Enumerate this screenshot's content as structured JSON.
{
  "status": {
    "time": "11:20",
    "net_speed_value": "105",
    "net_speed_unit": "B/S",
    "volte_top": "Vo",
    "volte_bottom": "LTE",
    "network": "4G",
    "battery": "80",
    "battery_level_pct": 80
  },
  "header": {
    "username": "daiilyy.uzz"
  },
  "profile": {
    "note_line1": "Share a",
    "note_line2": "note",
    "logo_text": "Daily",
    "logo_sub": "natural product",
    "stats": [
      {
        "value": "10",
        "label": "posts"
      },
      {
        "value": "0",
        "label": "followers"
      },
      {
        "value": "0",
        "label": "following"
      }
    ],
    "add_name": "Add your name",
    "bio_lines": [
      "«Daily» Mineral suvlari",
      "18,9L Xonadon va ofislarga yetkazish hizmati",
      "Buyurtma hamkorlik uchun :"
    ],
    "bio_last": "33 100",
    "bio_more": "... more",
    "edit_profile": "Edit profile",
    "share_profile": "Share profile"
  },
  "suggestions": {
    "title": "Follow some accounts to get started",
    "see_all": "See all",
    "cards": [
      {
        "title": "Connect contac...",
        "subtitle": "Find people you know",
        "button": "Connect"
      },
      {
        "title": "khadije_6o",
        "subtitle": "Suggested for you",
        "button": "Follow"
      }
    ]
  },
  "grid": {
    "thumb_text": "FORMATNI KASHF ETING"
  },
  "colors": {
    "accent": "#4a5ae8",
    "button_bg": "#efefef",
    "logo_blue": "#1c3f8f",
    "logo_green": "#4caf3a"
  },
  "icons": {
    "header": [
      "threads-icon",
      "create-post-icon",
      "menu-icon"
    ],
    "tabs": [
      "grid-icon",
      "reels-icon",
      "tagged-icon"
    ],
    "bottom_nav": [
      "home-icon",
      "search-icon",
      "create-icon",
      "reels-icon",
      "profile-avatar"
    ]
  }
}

## REQUIRED TASK:
Scan the listing above. Collect all lines with the word "Share".

## FINISHED ANSWER:
    "note_line1": "Share a",
    "share_profile": "Share profile"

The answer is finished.